<<<<
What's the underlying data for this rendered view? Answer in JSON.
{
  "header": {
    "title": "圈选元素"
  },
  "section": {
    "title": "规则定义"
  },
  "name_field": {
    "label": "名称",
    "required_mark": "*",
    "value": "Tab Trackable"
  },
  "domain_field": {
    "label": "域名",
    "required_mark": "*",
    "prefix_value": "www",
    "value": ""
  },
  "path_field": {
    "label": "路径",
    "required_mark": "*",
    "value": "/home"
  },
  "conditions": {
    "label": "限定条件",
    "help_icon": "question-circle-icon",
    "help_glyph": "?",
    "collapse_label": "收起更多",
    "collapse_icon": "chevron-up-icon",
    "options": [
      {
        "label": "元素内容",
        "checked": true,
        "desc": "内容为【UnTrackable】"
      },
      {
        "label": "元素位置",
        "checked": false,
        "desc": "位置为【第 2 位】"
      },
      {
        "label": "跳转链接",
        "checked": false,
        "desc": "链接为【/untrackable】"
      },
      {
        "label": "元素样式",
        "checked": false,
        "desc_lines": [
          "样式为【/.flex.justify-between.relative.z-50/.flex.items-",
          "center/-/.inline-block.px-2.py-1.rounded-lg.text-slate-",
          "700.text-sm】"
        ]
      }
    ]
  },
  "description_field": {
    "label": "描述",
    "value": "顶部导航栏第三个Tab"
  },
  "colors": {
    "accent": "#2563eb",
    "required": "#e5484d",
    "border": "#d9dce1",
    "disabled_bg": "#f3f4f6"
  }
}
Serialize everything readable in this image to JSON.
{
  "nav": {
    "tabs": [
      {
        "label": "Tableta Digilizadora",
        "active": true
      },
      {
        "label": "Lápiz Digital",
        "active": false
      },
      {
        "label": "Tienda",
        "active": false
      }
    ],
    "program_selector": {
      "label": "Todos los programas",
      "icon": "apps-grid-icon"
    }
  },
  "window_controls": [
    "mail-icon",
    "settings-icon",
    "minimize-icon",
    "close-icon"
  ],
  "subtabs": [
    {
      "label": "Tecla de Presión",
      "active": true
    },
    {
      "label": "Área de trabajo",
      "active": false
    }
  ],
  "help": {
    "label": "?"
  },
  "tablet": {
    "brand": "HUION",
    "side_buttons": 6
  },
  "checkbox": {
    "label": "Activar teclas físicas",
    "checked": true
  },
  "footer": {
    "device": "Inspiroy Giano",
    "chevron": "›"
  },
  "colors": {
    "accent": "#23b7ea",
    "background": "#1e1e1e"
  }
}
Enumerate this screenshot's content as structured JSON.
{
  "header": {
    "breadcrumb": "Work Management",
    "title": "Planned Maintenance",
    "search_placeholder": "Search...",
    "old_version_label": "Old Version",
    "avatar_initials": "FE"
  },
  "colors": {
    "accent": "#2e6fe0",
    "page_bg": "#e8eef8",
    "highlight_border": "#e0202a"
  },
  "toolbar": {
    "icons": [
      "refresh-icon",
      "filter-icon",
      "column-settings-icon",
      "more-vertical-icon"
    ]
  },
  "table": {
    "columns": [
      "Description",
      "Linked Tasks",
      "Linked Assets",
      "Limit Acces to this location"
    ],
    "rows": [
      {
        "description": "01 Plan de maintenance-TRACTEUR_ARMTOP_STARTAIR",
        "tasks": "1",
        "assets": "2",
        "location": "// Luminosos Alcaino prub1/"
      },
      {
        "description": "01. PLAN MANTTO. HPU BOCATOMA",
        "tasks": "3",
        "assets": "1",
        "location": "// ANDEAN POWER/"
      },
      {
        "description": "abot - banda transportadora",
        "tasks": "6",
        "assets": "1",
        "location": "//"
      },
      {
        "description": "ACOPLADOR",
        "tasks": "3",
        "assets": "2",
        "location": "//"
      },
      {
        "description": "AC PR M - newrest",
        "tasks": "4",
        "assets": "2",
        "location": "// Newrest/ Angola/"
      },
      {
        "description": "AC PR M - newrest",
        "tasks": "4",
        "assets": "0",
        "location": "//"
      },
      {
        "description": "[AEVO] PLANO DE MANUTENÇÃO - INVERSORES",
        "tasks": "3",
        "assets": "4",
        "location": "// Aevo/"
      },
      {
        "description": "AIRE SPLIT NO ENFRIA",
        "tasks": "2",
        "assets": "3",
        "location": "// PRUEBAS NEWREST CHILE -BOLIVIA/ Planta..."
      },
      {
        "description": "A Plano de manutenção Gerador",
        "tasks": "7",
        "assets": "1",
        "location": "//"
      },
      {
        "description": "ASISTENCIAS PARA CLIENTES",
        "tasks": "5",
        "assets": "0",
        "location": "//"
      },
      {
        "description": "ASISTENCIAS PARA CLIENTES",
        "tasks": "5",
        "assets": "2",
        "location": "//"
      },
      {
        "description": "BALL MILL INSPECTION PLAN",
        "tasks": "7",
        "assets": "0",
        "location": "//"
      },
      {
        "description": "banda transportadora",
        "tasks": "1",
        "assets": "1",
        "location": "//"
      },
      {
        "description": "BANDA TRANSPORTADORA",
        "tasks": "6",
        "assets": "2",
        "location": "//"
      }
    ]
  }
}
>>>>
→ **Exercise objective**: Return the lines above exactly, keeping every word.

→ **Solution to this exercise**:
What's the underlying data for this rendered view? Answer in JSON.
{
  "header": {
    "title": "圈选元素"
  },
  "section": {
    "title": "规则定义"
  },
  "name_field": {
    "label": "名称",
    "required_mark": "*",
    "value": "Tab Trackable"
  },
  "domain_field": {
    "label": "域名",
    "required_mark": "*",
    "prefix_value": "www",
    "value": ""
  },
  "path_field": {
    "label": "路径",
    "required_mark": "*",
    "value": "/home"
  },
  "conditions": {
    "label": "限定条件",
    "help_icon": "question-circle-icon",
    "help_glyph": "?",
    "collapse_label": "收起更多",
    "collapse_icon": "chevron-up-icon",
    "options": [
      {
        "label": "元素内容",
        "checked": true,
        "desc": "内容为【UnTrackable】"
      },
      {
        "label": "元素位置",
        "checked": false,
        "desc": "位置为【第 2 位】"
      },
      {
        "label": "跳转链接",
        "checked": false,
        "desc": "链接为【/untrackable】"
      },
      {
        "label": "元素样式",
        "checked": false,
        "desc_lines": [
          "样式为【/.flex.justify-between.relative.z-50/.flex.items-",
          "center/-/.inline-block.px-2.py-1.rounded-lg.text-slate-",
          "700.text-sm】"
        ]
      }
    ]
  },
  "description_field": {
    "label": "描述",
    "value": "顶部导航栏第三个Tab"
  },
  "colors": {
    "accent": "#2563eb",
    "required": "#e5484d",
    "border": "#d9dce1",
    "disabled_bg": "#f3f4f6"
  }
}
Serialize everything readable in this image to JSON.
{
  "nav": {
    "tabs": [
      {
        "label": "Tableta Digilizadora",
        "active": true
      },
      {
        "label": "Lápiz Digital",
        "active": false
      },
      {
        "label": "Tienda",
        "active": false
      }
    ],
    "program_selector": {
      "label": "Todos los programas",
      "icon": "apps-grid-icon"
    }
  },
  "window_controls": [
    "mail-icon",
    "settings-icon",
    "minimize-icon",
    "close-icon"
  ],
  "subtabs": [
    {
      "label": "Tecla de Presión",
      "active": true
    },
    {
      "label": "Área de trabajo",
      "active": false
    }
  ],
  "help": {
    "label": "?"
  },
  "tablet": {
    "brand": "HUION",
    "side_buttons": 6
  },
  "checkbox": {
    "label": "Activar teclas físicas",
    "checked": true
  },
  "footer": {
    "device": "Inspiroy Giano",
    "chevron": "›"
  },
  "colors": {
    "accent": "#23b7ea",
    "background": "#1e1e1e"
  }
}
Enumerate this screenshot's content as structured JSON.
{
  "header": {
    "breadcrumb": "Work Management",
    "title": "Planned Maintenance",
    "search_placeholder": "Search...",
    "old_version_label": "Old Version",
    "avatar_initials": "FE"
  },
  "colors": {
    "accent": "#2e6fe0",
    "page_bg": "#e8eef8",
    "highlight_border": "#e0202a"
  },
  "toolbar": {
    "icons": [
      "refresh-icon",
      "filter-icon",
      "column-settings-icon",
      "more-vertical-icon"
    ]
  },
  "table": {
    "columns": [
      "Description",
      "Linked Tasks",
      "Linked Assets",
      "Limit Acces to this location"
    ],
    "rows": [
      {
        "description": "01 Plan de maintenance-TRACTEUR_ARMTOP_STARTAIR",
        "tasks": "1",
        "assets": "2",
        "location": "// Luminosos Alcaino prub1/"
      },
      {
        "description": "01. PLAN MANTTO. HPU BOCATOMA",
        "tasks": "3",
        "assets": "1",
        "location": "// ANDEAN POWER/"
      },
      {
        "description": "abot - banda transportadora",
        "tasks": "6",
        "assets": "1",
        "location": "//"
      },
      {
        "description": "ACOPLADOR",
        "tasks": "3",
        "assets": "2",
        "location": "//"
      },
      {
        "description": "AC PR M - newrest",
        "tasks": "4",
        "assets": "2",
        "location": "// Newrest/ Angola/"
      },
      {
        "description": "AC PR M - newrest",
        "tasks": "4",
        "assets": "0",
        "location": "//"
      },
      {
        "description": "[AEVO] PLANO DE MANUTENÇÃO - INVERSORES",
        "tasks": "3",
        "assets": "4",
        "location": "// Aevo/"
      },
      {
        "description": "AIRE SPLIT NO ENFRIA",
        "tasks": "2",
        "assets": "3",
        "location": "// PRUEBAS NEWREST CHILE -BOLIVIA/ Planta..."
      },
      {
        "description": "A Plano de manutenção Gerador",
        "tasks": "7",
        "assets": "1",
        "location": "//"
      },
      {
        "description": "ASISTENCIAS PARA CLIENTES",
        "tasks": "5",
        "assets": "0",
        "location": "//"
      },
      {
        "description": "ASISTENCIAS PARA CLIENTES",
        "tasks": "5",
        "assets": "2",
        "location": "//"
      },
      {
        "description": "BALL MILL INSPECTION PLAN",
        "tasks": "7",
        "assets": "0",
        "location": "//"
      },
      {
        "description": "banda transportadora",
        "tasks": "1",
        "assets": "1",
        "location": "//"
      },
      {
        "description": "BANDA TRANSPORTADORA",
        "tasks": "6",
        "assets": "2",
        "location": "//"
      }
    ]
  }
}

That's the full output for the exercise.